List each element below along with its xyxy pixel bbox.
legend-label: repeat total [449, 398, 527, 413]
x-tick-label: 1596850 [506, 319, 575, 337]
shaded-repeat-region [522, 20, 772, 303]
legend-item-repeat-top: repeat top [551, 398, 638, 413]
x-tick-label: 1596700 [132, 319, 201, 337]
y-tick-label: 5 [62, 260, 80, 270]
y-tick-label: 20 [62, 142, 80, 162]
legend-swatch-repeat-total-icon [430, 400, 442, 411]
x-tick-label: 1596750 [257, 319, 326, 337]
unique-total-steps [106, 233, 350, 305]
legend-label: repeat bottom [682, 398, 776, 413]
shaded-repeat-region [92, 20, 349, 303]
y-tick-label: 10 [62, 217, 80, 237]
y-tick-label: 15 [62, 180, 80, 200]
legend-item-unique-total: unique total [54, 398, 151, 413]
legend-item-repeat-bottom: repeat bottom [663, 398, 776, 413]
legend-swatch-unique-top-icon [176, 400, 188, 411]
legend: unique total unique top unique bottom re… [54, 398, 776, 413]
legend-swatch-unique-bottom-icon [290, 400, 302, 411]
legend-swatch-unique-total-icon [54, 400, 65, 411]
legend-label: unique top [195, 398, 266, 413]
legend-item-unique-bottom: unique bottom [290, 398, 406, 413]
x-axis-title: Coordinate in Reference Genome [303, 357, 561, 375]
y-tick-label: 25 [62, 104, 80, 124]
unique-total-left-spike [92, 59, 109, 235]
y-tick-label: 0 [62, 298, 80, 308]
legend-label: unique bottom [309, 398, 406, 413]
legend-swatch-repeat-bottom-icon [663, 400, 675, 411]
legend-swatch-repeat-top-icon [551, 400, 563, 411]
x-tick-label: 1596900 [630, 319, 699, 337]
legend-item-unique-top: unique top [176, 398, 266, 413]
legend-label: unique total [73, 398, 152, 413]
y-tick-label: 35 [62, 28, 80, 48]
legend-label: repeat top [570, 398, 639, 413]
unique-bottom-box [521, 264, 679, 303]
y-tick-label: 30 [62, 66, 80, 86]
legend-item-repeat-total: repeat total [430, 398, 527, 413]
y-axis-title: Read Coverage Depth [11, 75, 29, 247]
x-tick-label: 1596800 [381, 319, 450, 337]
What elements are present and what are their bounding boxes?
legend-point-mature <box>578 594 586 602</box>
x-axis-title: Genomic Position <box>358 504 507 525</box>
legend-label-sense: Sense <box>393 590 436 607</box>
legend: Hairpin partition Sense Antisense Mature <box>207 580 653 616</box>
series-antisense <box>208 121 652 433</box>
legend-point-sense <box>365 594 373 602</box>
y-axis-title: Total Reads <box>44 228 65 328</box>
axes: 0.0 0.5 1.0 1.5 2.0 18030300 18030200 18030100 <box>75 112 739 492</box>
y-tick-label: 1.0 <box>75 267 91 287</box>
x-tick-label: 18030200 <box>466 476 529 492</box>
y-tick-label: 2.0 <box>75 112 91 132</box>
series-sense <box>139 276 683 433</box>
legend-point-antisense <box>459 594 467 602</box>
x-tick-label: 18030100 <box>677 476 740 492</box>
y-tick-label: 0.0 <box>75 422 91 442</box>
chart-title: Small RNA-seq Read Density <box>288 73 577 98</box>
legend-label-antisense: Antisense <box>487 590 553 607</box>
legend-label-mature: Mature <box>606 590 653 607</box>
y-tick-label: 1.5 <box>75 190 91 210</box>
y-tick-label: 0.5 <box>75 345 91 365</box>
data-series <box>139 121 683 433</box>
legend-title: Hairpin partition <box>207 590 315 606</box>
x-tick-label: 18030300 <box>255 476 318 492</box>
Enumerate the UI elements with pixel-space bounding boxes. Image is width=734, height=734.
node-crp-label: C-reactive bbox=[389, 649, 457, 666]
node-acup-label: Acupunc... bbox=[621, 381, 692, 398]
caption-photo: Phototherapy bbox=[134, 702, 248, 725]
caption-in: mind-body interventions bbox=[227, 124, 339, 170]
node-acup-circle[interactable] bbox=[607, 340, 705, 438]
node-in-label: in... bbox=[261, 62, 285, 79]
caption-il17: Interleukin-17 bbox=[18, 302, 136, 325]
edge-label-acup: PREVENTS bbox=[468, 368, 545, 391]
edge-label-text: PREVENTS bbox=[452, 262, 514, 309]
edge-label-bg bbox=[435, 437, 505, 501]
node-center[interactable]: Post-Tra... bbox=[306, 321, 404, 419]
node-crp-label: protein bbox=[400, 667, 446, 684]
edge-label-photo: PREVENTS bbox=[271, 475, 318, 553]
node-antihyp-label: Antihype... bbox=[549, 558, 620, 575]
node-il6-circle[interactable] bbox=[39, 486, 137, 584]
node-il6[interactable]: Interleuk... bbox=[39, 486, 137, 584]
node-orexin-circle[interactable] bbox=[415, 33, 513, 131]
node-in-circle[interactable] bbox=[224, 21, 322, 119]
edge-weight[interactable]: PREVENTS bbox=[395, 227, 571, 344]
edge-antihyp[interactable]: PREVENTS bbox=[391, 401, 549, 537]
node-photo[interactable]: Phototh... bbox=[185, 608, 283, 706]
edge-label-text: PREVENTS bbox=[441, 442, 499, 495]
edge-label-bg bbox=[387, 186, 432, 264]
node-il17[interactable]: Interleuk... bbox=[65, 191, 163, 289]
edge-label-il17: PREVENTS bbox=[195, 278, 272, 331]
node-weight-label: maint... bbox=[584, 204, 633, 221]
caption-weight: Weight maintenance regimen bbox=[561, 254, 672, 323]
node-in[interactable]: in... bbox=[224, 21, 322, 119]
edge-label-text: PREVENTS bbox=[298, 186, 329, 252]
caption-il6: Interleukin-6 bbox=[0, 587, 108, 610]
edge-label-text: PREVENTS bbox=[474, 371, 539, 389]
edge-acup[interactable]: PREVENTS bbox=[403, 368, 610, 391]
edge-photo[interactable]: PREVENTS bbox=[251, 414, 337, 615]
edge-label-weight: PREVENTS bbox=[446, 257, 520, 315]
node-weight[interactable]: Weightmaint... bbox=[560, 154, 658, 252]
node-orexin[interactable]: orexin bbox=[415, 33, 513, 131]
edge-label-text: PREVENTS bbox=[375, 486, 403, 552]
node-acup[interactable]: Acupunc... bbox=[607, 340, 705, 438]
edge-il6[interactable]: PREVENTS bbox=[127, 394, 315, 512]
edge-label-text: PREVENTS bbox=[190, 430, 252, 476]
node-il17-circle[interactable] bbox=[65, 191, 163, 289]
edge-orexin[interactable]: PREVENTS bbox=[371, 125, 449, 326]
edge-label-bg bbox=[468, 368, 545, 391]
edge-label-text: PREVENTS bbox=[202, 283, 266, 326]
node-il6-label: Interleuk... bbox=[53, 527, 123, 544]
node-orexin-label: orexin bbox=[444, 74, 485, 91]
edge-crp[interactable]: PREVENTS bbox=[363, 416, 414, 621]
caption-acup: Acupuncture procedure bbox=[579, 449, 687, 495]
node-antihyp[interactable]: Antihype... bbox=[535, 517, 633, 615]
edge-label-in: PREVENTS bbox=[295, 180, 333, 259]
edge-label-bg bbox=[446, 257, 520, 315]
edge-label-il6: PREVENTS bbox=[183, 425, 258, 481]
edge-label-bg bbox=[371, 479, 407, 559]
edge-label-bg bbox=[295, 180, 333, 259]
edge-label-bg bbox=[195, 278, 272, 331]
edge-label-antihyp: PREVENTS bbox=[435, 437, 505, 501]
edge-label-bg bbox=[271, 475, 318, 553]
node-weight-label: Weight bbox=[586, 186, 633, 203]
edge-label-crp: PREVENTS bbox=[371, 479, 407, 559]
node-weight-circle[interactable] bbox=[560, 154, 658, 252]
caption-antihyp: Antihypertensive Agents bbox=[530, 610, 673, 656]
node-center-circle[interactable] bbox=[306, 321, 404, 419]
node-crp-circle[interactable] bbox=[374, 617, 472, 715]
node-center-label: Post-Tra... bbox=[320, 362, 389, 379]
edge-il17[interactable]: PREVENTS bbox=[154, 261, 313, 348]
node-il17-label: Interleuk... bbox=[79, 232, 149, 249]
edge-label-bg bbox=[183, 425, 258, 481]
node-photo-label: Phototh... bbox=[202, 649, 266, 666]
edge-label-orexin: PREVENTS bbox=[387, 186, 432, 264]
══════════════════════════════
▸ PROBLEM TO SOLVE: Using the entries above, say how many lines include the word "icon", with no other output.

▸ EXERCISE SOLUTION: 6